_TASK DIRECTIONS_: Your answer should be a single number: the count of lines containing the string "when".

_RECORDS SHOWN_:
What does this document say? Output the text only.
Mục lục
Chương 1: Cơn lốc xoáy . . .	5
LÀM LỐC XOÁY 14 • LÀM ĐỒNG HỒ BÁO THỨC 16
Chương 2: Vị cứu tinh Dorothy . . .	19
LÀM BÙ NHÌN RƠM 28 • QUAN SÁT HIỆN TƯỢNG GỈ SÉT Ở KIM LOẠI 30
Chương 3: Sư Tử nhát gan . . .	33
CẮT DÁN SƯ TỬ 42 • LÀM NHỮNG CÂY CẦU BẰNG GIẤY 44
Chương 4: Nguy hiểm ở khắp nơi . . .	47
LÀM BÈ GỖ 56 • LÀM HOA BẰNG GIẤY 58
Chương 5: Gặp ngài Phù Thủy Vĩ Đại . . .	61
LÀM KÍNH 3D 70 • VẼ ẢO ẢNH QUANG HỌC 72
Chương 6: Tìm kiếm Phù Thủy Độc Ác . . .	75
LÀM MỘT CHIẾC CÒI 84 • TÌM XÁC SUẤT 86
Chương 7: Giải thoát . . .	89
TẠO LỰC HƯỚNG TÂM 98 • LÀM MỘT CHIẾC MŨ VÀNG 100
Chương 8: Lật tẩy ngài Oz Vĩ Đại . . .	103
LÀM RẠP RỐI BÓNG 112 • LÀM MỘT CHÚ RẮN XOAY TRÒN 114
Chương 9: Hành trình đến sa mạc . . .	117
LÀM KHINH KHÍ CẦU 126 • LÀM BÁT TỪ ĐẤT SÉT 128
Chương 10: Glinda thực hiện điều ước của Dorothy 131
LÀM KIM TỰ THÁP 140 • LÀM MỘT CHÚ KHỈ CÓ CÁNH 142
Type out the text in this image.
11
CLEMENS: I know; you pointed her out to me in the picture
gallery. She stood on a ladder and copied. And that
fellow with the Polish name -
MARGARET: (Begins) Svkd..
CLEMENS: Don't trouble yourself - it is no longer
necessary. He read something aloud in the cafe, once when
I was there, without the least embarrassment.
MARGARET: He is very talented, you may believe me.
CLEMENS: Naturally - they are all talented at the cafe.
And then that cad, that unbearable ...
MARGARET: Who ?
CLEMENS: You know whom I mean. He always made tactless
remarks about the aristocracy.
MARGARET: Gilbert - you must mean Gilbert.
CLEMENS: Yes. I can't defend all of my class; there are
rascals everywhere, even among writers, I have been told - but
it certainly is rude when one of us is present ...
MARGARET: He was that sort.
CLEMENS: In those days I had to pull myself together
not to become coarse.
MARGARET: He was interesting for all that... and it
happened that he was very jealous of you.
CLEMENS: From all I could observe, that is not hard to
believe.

_RESULT OF THIS TASK_: 2